GOAL OF THE EXERCISE: Report how many lines of the following entries include the string "this"; respond with the number alone.

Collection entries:

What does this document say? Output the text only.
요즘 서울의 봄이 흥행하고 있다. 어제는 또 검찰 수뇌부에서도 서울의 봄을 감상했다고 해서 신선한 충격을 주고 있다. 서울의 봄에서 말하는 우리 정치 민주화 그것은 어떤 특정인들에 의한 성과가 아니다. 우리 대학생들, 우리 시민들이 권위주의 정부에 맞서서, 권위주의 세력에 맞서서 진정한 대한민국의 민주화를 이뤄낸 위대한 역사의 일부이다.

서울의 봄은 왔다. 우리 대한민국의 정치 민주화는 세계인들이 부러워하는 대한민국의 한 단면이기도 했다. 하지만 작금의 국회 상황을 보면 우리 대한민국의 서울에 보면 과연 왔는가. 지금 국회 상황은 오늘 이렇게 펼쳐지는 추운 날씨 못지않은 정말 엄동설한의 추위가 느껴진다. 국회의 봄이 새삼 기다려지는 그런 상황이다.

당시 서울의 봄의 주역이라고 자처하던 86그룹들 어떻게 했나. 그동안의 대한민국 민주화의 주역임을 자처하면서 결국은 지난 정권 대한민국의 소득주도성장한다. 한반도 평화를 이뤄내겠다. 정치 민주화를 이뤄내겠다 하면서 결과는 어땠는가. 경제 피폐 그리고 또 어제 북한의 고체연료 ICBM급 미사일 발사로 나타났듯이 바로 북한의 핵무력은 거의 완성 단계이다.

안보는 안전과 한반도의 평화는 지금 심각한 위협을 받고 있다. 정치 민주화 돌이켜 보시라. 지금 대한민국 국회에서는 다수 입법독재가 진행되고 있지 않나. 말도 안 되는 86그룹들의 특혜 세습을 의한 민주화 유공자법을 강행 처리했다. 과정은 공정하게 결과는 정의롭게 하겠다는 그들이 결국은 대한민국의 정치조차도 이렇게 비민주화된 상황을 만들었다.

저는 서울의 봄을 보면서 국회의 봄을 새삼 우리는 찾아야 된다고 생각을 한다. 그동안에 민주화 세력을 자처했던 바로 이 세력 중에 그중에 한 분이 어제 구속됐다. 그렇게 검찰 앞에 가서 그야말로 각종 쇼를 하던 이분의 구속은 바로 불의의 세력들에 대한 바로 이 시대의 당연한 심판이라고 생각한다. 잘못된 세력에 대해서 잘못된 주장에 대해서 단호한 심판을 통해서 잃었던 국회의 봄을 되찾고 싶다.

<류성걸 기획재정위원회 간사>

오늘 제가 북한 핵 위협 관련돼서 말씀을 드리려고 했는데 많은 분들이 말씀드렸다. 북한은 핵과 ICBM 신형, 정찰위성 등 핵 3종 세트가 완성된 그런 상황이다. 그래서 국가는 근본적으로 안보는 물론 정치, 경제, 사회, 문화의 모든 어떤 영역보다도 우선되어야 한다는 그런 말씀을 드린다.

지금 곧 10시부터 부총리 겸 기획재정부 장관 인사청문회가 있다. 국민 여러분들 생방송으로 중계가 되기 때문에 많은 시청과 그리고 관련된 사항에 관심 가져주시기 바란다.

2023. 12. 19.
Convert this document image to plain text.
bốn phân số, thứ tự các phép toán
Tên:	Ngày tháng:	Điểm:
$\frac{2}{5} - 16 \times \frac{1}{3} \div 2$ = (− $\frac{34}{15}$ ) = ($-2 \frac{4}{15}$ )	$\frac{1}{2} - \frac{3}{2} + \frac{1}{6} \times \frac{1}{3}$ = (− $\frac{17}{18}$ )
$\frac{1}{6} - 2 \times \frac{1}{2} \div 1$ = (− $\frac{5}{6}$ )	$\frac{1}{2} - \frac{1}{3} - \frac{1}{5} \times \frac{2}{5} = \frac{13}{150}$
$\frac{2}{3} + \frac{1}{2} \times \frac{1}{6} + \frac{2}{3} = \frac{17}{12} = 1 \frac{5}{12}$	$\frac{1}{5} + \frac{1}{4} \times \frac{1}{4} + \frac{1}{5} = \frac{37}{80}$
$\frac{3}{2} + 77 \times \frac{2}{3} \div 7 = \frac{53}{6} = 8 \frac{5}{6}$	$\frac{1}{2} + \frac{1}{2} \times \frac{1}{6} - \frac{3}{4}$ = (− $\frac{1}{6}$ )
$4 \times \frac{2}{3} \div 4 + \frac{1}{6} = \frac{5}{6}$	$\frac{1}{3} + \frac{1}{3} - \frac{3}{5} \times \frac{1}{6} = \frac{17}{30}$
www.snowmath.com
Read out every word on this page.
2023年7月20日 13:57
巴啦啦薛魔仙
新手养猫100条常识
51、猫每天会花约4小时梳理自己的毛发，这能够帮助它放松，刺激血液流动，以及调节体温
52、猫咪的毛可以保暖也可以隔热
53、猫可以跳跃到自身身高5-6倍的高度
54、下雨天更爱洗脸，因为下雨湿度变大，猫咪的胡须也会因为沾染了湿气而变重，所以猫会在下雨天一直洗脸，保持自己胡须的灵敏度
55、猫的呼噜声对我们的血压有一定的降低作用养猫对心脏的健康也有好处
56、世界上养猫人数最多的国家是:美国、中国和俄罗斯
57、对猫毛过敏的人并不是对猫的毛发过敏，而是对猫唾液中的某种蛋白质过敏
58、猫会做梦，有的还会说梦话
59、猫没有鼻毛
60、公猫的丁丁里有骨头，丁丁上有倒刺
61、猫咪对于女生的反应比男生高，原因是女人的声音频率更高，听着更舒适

TASK OUTPUT: 3